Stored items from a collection
==================================================

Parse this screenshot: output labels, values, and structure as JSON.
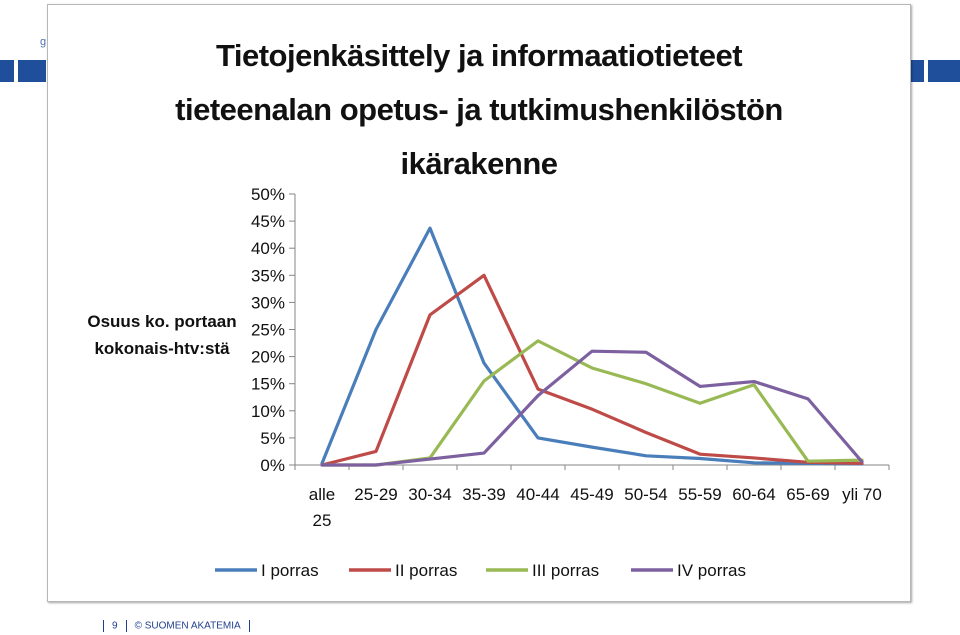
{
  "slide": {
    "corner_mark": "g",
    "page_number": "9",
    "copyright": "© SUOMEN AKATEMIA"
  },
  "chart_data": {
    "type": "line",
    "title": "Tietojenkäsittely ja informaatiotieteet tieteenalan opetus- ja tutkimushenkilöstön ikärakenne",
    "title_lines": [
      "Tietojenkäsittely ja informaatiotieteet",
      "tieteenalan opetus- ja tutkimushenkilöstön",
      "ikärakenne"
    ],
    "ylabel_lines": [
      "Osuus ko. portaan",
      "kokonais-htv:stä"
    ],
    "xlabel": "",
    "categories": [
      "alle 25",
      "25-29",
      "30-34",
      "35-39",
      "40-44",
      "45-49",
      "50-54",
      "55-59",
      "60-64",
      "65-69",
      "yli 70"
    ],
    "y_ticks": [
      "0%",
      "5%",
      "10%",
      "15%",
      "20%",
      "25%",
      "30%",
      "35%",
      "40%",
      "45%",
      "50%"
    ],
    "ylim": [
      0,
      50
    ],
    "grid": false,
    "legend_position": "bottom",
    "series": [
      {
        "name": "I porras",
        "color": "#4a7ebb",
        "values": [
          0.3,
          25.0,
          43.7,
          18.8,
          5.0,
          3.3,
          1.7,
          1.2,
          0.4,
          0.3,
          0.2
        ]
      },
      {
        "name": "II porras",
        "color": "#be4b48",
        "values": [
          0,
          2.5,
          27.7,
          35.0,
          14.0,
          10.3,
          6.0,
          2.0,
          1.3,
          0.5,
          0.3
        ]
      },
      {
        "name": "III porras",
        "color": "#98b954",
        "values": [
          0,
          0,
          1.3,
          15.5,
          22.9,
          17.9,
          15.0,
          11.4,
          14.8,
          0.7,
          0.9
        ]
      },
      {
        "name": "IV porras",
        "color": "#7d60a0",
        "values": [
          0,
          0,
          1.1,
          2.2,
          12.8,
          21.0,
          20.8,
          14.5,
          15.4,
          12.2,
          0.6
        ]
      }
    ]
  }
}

==================================================

__The problem__: Determine how many lines in the listing above hold the string "porras", then write only the number.

__Output__: 4